● Materials provided
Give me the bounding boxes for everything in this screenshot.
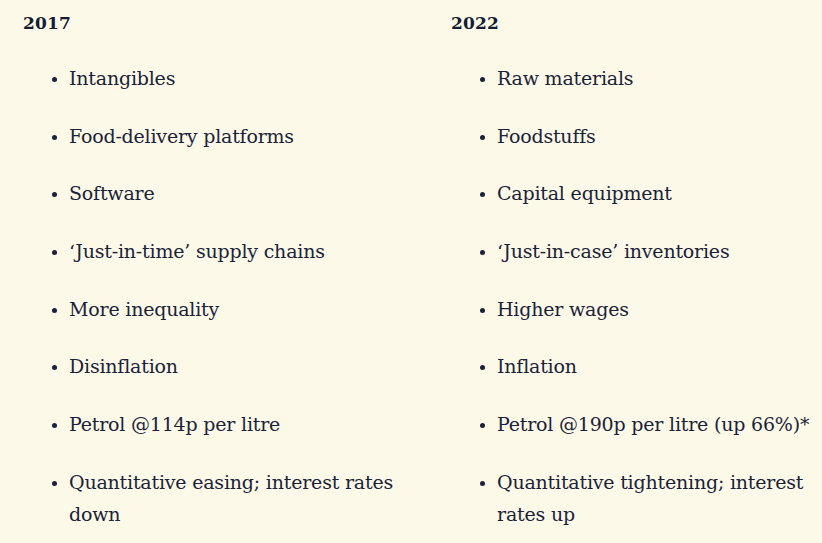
- list-item: ‘Just-in-case’ inventories: [497, 235, 810, 267]
- column-heading: 2022: [451, 13, 810, 33]
- column-2017: 2017 Intangibles Food-delivery platforms…: [23, 13, 451, 543]
- list-item: Raw materials: [497, 62, 810, 94]
- list-item: Intangibles: [69, 62, 419, 94]
- column-2022: 2022 Raw materials Foodstuffs Capital eq…: [451, 13, 810, 543]
- comparison-panel: 2017 Intangibles Food-delivery platforms…: [0, 0, 822, 543]
- list-item: Inflation: [497, 350, 810, 382]
- list-item: ‘Just-in-time’ supply chains: [69, 235, 419, 267]
- list-item: Disinflation: [69, 350, 419, 382]
- list-item: Higher wages: [497, 293, 810, 325]
- column-heading: 2017: [23, 13, 451, 33]
- bullet-list: Intangibles Food-delivery platforms Soft…: [23, 62, 451, 530]
- list-item: Food-delivery platforms: [69, 120, 419, 152]
- list-item: Capital equipment: [497, 177, 810, 209]
- list-item: Petrol @190p per litre (up 66%)*: [497, 408, 810, 440]
- list-item: Quantitative tightening; interest rates …: [497, 466, 810, 530]
- list-item: Software: [69, 177, 419, 209]
- list-item: Foodstuffs: [497, 120, 810, 152]
- list-item: Quantitative easing; interest rates down: [69, 466, 419, 530]
- bullet-list: Raw materials Foodstuffs Capital equipme…: [451, 62, 810, 530]
- list-item: Petrol @114p per litre: [69, 408, 419, 440]
- list-item: More inequality: [69, 293, 419, 325]
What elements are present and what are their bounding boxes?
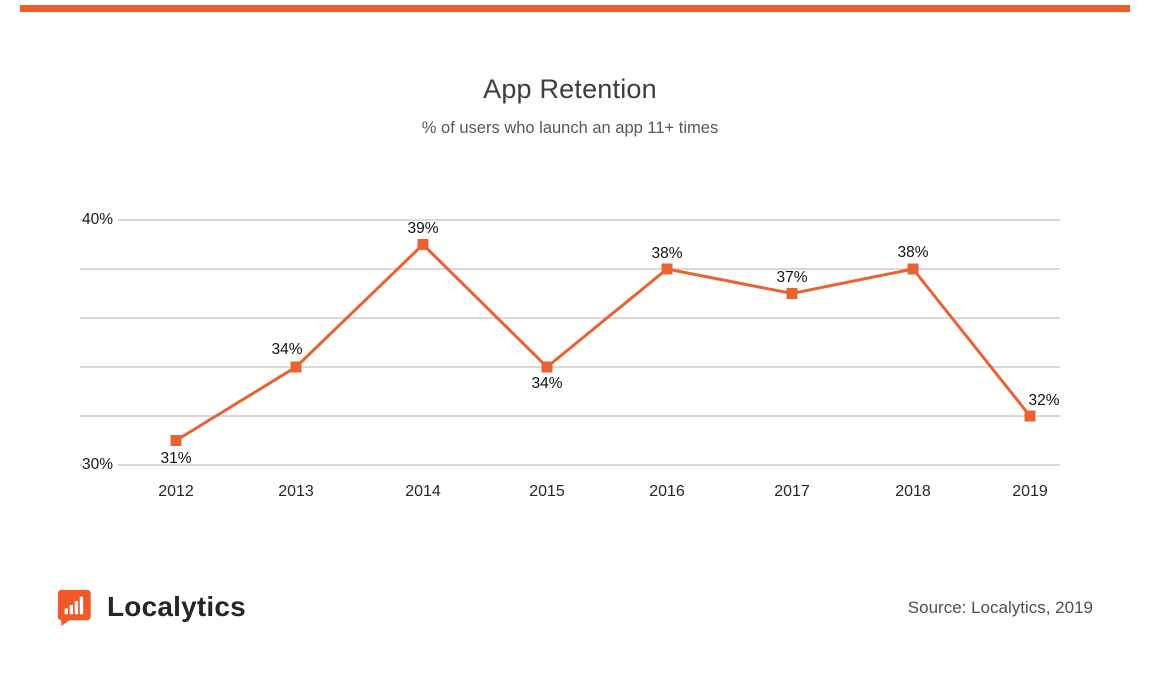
source-attribution: Source: Localytics, 2019 [907,598,1093,617]
localytics-logo-text: Localytics [107,591,246,622]
series-line [175,242,1032,442]
y-axis-label: 30% [82,456,119,474]
gridline [80,415,1060,417]
y-axis-label: 40% [82,211,119,229]
x-axis-label: 2012 [158,483,194,500]
data-point-marker [170,435,182,446]
x-axis-label: 2013 [278,483,314,500]
gridline [80,317,1060,319]
x-axis-label: 2017 [774,483,810,500]
x-axis-label: 2015 [529,483,565,500]
chart-title: App Retention [483,74,657,104]
x-axis-label: 2016 [649,483,685,500]
data-point-marker [290,361,302,373]
data-point-label: 34% [531,375,563,392]
data-point-label: 39% [407,219,439,237]
data-point-label: 32% [1028,392,1060,409]
data-point-marker [1024,410,1036,422]
x-axis-label: 2019 [1012,483,1048,500]
data-point-marker [417,239,429,250]
x-axis-label: 2018 [895,483,931,500]
data-point-marker [541,361,553,373]
gridline [80,366,1060,368]
data-point-label: 38% [651,245,683,262]
brand-accent-topbar [20,5,1130,12]
data-point-marker [661,263,673,275]
x-axis-label: 2014 [405,483,441,500]
data-point-label: 31% [160,449,192,467]
gridline [80,268,1060,270]
data-point-label: 37% [776,268,808,286]
gridline [80,219,1060,221]
gridline [80,464,1060,466]
data-point-marker [907,263,919,275]
localytics-logo-icon [57,589,91,627]
data-point-label: 38% [897,244,929,261]
data-point-label: 34% [271,341,303,358]
data-point-marker [786,288,798,299]
chart-subtitle: % of users who launch an app 11+ times [421,119,719,137]
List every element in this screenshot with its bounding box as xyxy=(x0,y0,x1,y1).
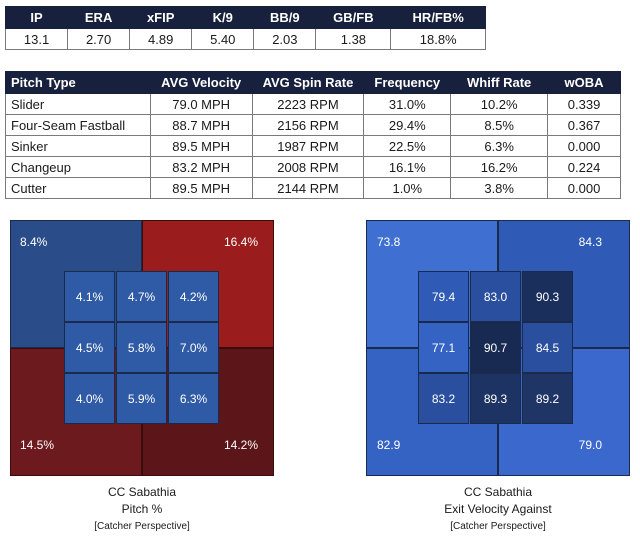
zone-label-top-left: 8.4% xyxy=(20,235,48,249)
stats-value-k9: 5.40 xyxy=(191,28,255,50)
zone-cell: 4.0% xyxy=(64,373,115,424)
stats-header-ip: IP xyxy=(4,6,69,29)
pitch-type: Changeup xyxy=(5,156,151,178)
zone-cell: 90.3 xyxy=(522,271,573,322)
stats-header-hrfb: HR/FB% xyxy=(390,6,486,29)
stats-header-gbfb: GB/FB xyxy=(315,6,392,29)
pitch-velocity: 79.0 MPH xyxy=(149,93,253,115)
stats-header-row: IP ERA xFIP K/9 BB/9 GB/FB HR/FB% xyxy=(4,6,486,29)
zone-cell: 4.5% xyxy=(64,322,115,373)
pitch-whiff: 10.2% xyxy=(450,93,549,115)
pitch-percent-zone-chart: 8.4% 16.4% 14.5% 14.2% 4.1% 4.7% 4.2% 4.… xyxy=(10,220,274,476)
zone-cell: 83.2 xyxy=(418,373,469,424)
zone-cell: 5.9% xyxy=(116,373,167,424)
stats-values-row: 13.1 2.70 4.89 5.40 2.03 1.38 18.8% xyxy=(4,28,486,50)
stats-header-bb9: BB/9 xyxy=(253,6,317,29)
pitch-row: Sinker 89.5 MPH 1987 RPM 22.5% 6.3% 0.00… xyxy=(5,135,621,157)
stats-header-k9: K/9 xyxy=(191,6,255,29)
pitch-velocity: 88.7 MPH xyxy=(149,114,253,136)
season-stats-table: IP ERA xFIP K/9 BB/9 GB/FB HR/FB% 13.1 2… xyxy=(4,6,486,50)
pitch-zone-perspective: [Catcher Perspective] xyxy=(94,521,190,532)
pitch-spin: 2144 RPM xyxy=(251,177,365,199)
pitch-header-spin: AVG Spin Rate xyxy=(251,71,365,94)
ev-zone-caption: CC Sabathia Exit Velocity Against [Catch… xyxy=(366,484,630,535)
zone-cell: 90.7 xyxy=(470,322,521,373)
zone-label-top-right: 84.3 xyxy=(578,235,602,249)
stats-value-xfip: 4.89 xyxy=(129,28,193,50)
pitch-row: Changeup 83.2 MPH 2008 RPM 16.1% 16.2% 0… xyxy=(5,156,621,178)
pitch-zone-metric: Pitch % xyxy=(121,502,163,516)
pitch-header-woba: wOBA xyxy=(547,71,621,94)
zone-cell: 77.1 xyxy=(418,322,469,373)
zone-cell: 6.3% xyxy=(168,373,219,424)
pitch-whiff: 16.2% xyxy=(450,156,549,178)
zone-cell: 79.4 xyxy=(418,271,469,322)
stats-value-hrfb: 18.8% xyxy=(390,28,486,50)
zone-cell: 4.1% xyxy=(64,271,115,322)
pitch-frequency: 16.1% xyxy=(363,156,452,178)
stats-header-xfip: xFIP xyxy=(129,6,193,29)
pitch-zone-player: CC Sabathia xyxy=(107,485,177,499)
stats-value-bb9: 2.03 xyxy=(253,28,317,50)
pitch-header-type: Pitch Type xyxy=(5,71,151,94)
pitch-row: Cutter 89.5 MPH 2144 RPM 1.0% 3.8% 0.000 xyxy=(5,177,621,199)
pitch-woba: 0.367 xyxy=(547,114,621,136)
pitch-header-whiff: Whiff Rate xyxy=(450,71,549,94)
pitch-whiff: 6.3% xyxy=(450,135,549,157)
zone-cell: 83.0 xyxy=(470,271,521,322)
pitch-type: Slider xyxy=(5,93,151,115)
pitch-woba: 0.000 xyxy=(547,135,621,157)
zone-cell: 7.0% xyxy=(168,322,219,373)
stats-value-ip: 13.1 xyxy=(4,28,69,50)
pitch-woba: 0.224 xyxy=(547,156,621,178)
zone-label-bottom-right: 14.2% xyxy=(223,438,258,452)
zone-cell: 4.2% xyxy=(168,271,219,322)
zone-label-top-right: 16.4% xyxy=(223,235,258,249)
stats-header-era: ERA xyxy=(67,6,131,29)
pitch-zone-caption: CC Sabathia Pitch % [Catcher Perspective… xyxy=(10,484,274,535)
pitch-frequency: 29.4% xyxy=(363,114,452,136)
pitch-spin: 2223 RPM xyxy=(251,93,365,115)
pitch-row: Four-Seam Fastball 88.7 MPH 2156 RPM 29.… xyxy=(5,114,621,136)
pitch-frequency: 22.5% xyxy=(363,135,452,157)
ev-zone-perspective: [Catcher Perspective] xyxy=(450,521,546,532)
pitch-row: Slider 79.0 MPH 2223 RPM 31.0% 10.2% 0.3… xyxy=(5,93,621,115)
pitch-velocity: 83.2 MPH xyxy=(149,156,253,178)
ev-zone-metric: Exit Velocity Against xyxy=(444,502,552,516)
pitch-woba: 0.339 xyxy=(547,93,621,115)
pitch-spin: 2156 RPM xyxy=(251,114,365,136)
zone-label-bottom-left: 14.5% xyxy=(20,438,55,452)
zone-cell: 5.8% xyxy=(116,322,167,373)
stats-value-gbfb: 1.38 xyxy=(315,28,392,50)
pitch-header-row: Pitch Type AVG Velocity AVG Spin Rate Fr… xyxy=(5,71,621,94)
pitch-header-velocity: AVG Velocity xyxy=(149,71,253,94)
zone-label-top-left: 73.8 xyxy=(377,235,401,249)
pitch-woba: 0.000 xyxy=(547,177,621,199)
pitch-velocity: 89.5 MPH xyxy=(149,135,253,157)
pitch-type: Cutter xyxy=(5,177,151,199)
pitch-type: Sinker xyxy=(5,135,151,157)
exit-velocity-zone-chart: 73.8 84.3 82.9 79.0 79.4 83.0 90.3 77.1 … xyxy=(366,220,630,476)
ev-zone-player: CC Sabathia xyxy=(463,485,533,499)
zone-cell: 84.5 xyxy=(522,322,573,373)
pitch-frequency: 1.0% xyxy=(363,177,452,199)
stats-value-era: 2.70 xyxy=(67,28,131,50)
pitch-header-frequency: Frequency xyxy=(363,71,452,94)
pitch-frequency: 31.0% xyxy=(363,93,452,115)
pitch-type: Four-Seam Fastball xyxy=(5,114,151,136)
pitch-velocity: 89.5 MPH xyxy=(149,177,253,199)
pitch-whiff: 8.5% xyxy=(450,114,549,136)
zone-label-bottom-left: 82.9 xyxy=(377,438,401,452)
zone-label-bottom-right: 79.0 xyxy=(578,438,602,452)
zone-cell: 89.3 xyxy=(470,373,521,424)
pitch-mix-table: Pitch Type AVG Velocity AVG Spin Rate Fr… xyxy=(5,71,621,199)
pitch-spin: 1987 RPM xyxy=(251,135,365,157)
zone-cell: 89.2 xyxy=(522,373,573,424)
pitch-whiff: 3.8% xyxy=(450,177,549,199)
zone-cell: 4.7% xyxy=(116,271,167,322)
pitch-spin: 2008 RPM xyxy=(251,156,365,178)
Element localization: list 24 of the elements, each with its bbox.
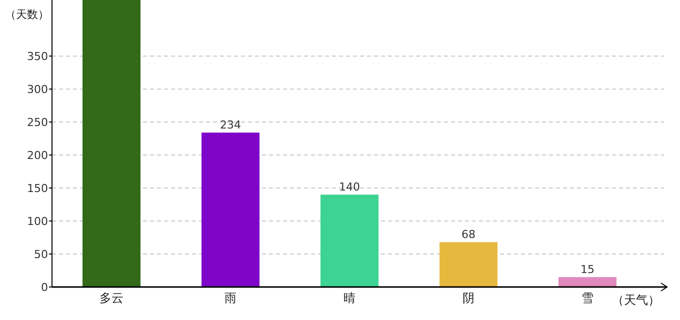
bar — [82, 0, 140, 287]
bar — [320, 194, 378, 287]
y-tick-label: 200 — [27, 149, 48, 162]
bar — [440, 242, 498, 287]
y-tick-label: 250 — [27, 116, 48, 130]
y-tick-label: 100 — [27, 215, 48, 228]
data-label: 140 — [339, 180, 360, 194]
bar — [202, 132, 260, 287]
x-tick-label: 雨 — [224, 291, 236, 305]
y-tick-label: 300 — [27, 83, 48, 96]
x-tick-label: 阴 — [462, 291, 474, 305]
y-tick-label: 50 — [34, 248, 48, 262]
y-tick-label: 0 — [41, 281, 48, 294]
data-label: 15 — [580, 263, 594, 276]
x-axis-title: （天气） — [612, 293, 660, 307]
x-tick-label: 晴 — [344, 291, 356, 305]
data-label: 68 — [462, 228, 476, 242]
y-tick-label: 150 — [27, 182, 48, 196]
x-tick-label: 多云 — [100, 291, 124, 305]
y-axis-title: （天数） — [5, 8, 49, 21]
data-label: 234 — [220, 118, 241, 132]
bar — [558, 277, 616, 287]
x-tick-label: 雪 — [582, 291, 594, 305]
y-tick-label: 350 — [27, 50, 48, 64]
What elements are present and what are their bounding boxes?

● Objective
Rewrite the stretch of lines from the one containing "source-attribution: Source: Localytics, 2019" through the one containing "localytics-logo-icon [57,589,91,627]", with every "gridline" changed to "grid line" and nothing else altered. Return only those lines.

● Written answer
source-attribution: Source: Localytics, 2019 [907,598,1093,617]
localytics-logo-text: Localytics [107,591,246,622]
series-line [175,242,1032,442]
y-axis-label: 30% [82,456,119,474]
grid line [80,415,1060,417]
y-axis-label: 40% [82,211,119,229]
x-axis-label: 2012 [158,483,194,500]
data-point-marker [170,435,182,446]
x-axis-label: 2013 [278,483,314,500]
grid line [80,317,1060,319]
x-axis-label: 2017 [774,483,810,500]
x-axis-label: 2015 [529,483,565,500]
chart-title: App Retention [483,74,657,104]
x-axis-label: 2016 [649,483,685,500]
data-point-marker [290,361,302,373]
data-point-label: 34% [531,375,563,392]
data-point-label: 39% [407,219,439,237]
data-point-label: 32% [1028,392,1060,409]
data-point-marker [1024,410,1036,422]
x-axis-label: 2019 [1012,483,1048,500]
data-point-marker [417,239,429,250]
x-axis-label: 2018 [895,483,931,500]
data-point-marker [541,361,553,373]
grid line [80,366,1060,368]
data-point-label: 38% [651,245,683,262]
brand-accent-topbar [20,5,1130,12]
data-point-marker [661,263,673,275]
x-axis-label: 2014 [405,483,441,500]
data-point-label: 31% [160,449,192,467]
grid line [80,268,1060,270]
data-point-label: 37% [776,268,808,286]
grid line [80,219,1060,221]
grid line [80,464,1060,466]
data-point-marker [907,263,919,275]
localytics-logo-icon [57,589,91,627]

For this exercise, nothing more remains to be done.